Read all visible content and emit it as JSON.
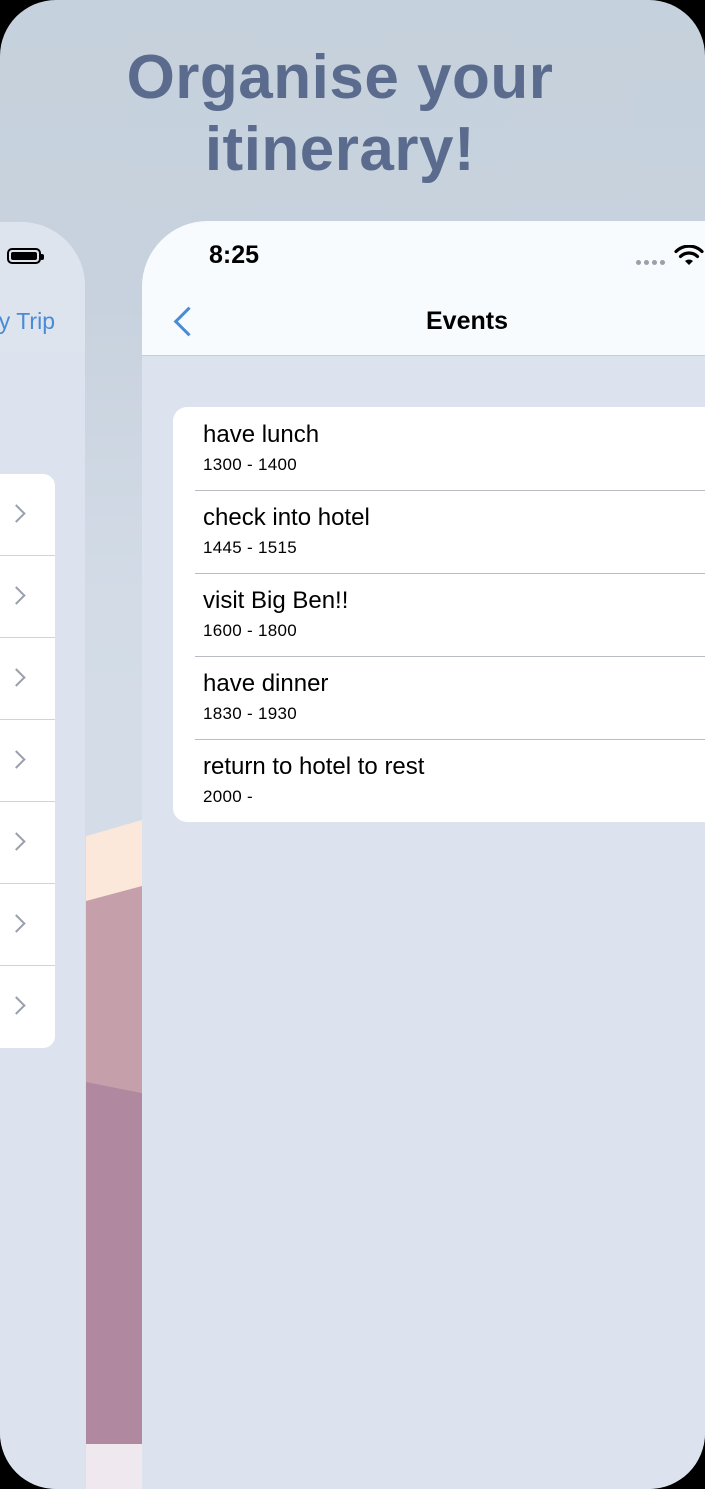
{
  "headline": "Organise your itinerary!",
  "left_screen": {
    "nav_link_label": "y Trip",
    "rows": [
      "",
      "",
      "",
      "",
      "",
      "",
      ""
    ]
  },
  "status_bar": {
    "time": "8:25"
  },
  "nav": {
    "title": "Events",
    "back_icon": "chevron-left-icon"
  },
  "events": [
    {
      "title": "have lunch",
      "time": "1300 - 1400"
    },
    {
      "title": "check into hotel",
      "time": "1445 - 1515"
    },
    {
      "title": "visit Big Ben!!",
      "time": "1600 - 1800"
    },
    {
      "title": "have dinner",
      "time": "1830 - 1930"
    },
    {
      "title": "return to hotel to rest",
      "time": "2000 -"
    }
  ],
  "colors": {
    "accent": "#4a8bd6",
    "headline": "#5a6b8e",
    "background": "#dce3ee"
  }
}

* * * * *

- Work to complete: Take the listing above and restate it word for word, without its pictures.

- Output:
Read all visible content and emit it as JSON.
{
  "headline": "Organise your itinerary!",
  "left_screen": {
    "nav_link_label": "y Trip",
    "rows": [
      "",
      "",
      "",
      "",
      "",
      "",
      ""
    ]
  },
  "status_bar": {
    "time": "8:25"
  },
  "nav": {
    "title": "Events",
    "back_icon": "chevron-left-icon"
  },
  "events": [
    {
      "title": "have lunch",
      "time": "1300 - 1400"
    },
    {
      "title": "check into hotel",
      "time": "1445 - 1515"
    },
    {
      "title": "visit Big Ben!!",
      "time": "1600 - 1800"
    },
    {
      "title": "have dinner",
      "time": "1830 - 1930"
    },
    {
      "title": "return to hotel to rest",
      "time": "2000 -"
    }
  ],
  "colors": {
    "accent": "#4a8bd6",
    "headline": "#5a6b8e",
    "background": "#dce3ee"
  }
}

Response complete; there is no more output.